[SOURCE MATERIAL — start]
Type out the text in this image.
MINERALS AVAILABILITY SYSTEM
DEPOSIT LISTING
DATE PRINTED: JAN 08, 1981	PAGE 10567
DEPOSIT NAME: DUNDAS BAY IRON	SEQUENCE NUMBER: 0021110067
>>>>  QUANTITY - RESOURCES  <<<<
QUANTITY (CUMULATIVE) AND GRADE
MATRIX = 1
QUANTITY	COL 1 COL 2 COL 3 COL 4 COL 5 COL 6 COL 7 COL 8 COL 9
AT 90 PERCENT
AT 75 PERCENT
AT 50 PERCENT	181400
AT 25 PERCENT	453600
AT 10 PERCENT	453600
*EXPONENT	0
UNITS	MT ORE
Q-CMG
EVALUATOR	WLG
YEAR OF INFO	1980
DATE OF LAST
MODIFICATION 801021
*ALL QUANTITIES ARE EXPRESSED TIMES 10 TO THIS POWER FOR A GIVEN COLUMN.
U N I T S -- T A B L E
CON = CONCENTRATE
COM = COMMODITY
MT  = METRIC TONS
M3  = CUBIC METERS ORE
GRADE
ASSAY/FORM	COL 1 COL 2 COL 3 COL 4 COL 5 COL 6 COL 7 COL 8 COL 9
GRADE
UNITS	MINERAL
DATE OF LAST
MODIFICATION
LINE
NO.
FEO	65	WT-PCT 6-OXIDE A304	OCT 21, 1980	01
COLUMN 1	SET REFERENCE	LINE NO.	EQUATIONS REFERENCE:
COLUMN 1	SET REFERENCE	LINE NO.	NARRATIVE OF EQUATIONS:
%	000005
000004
[SOURCE MATERIAL — finish]
- EXERCISE DIRECTIONS -
Your reply must repeat the entries above exactly and in full.

- THE ANSWER -
Type out the text in this image.
MINERALS AVAILABILITY SYSTEM
DEPOSIT LISTING
DATE PRINTED: JAN 08, 1981	PAGE 10567
DEPOSIT NAME: DUNDAS BAY IRON	SEQUENCE NUMBER: 0021110067
>>>>  QUANTITY - RESOURCES  <<<<
QUANTITY (CUMULATIVE) AND GRADE
MATRIX = 1
QUANTITY	COL 1 COL 2 COL 3 COL 4 COL 5 COL 6 COL 7 COL 8 COL 9
AT 90 PERCENT
AT 75 PERCENT
AT 50 PERCENT	181400
AT 25 PERCENT	453600
AT 10 PERCENT	453600
*EXPONENT	0
UNITS	MT ORE
Q-CMG
EVALUATOR	WLG
YEAR OF INFO	1980
DATE OF LAST
MODIFICATION 801021
*ALL QUANTITIES ARE EXPRESSED TIMES 10 TO THIS POWER FOR A GIVEN COLUMN.
U N I T S -- T A B L E
CON = CONCENTRATE
COM = COMMODITY
MT  = METRIC TONS
M3  = CUBIC METERS ORE
GRADE
ASSAY/FORM	COL 1 COL 2 COL 3 COL 4 COL 5 COL 6 COL 7 COL 8 COL 9
GRADE
UNITS	MINERAL
DATE OF LAST
MODIFICATION
LINE
NO.
FEO	65	WT-PCT 6-OXIDE A304	OCT 21, 1980	01
COLUMN 1	SET REFERENCE	LINE NO.	EQUATIONS REFERENCE:
COLUMN 1	SET REFERENCE	LINE NO.	NARRATIVE OF EQUATIONS:
%	000005
000004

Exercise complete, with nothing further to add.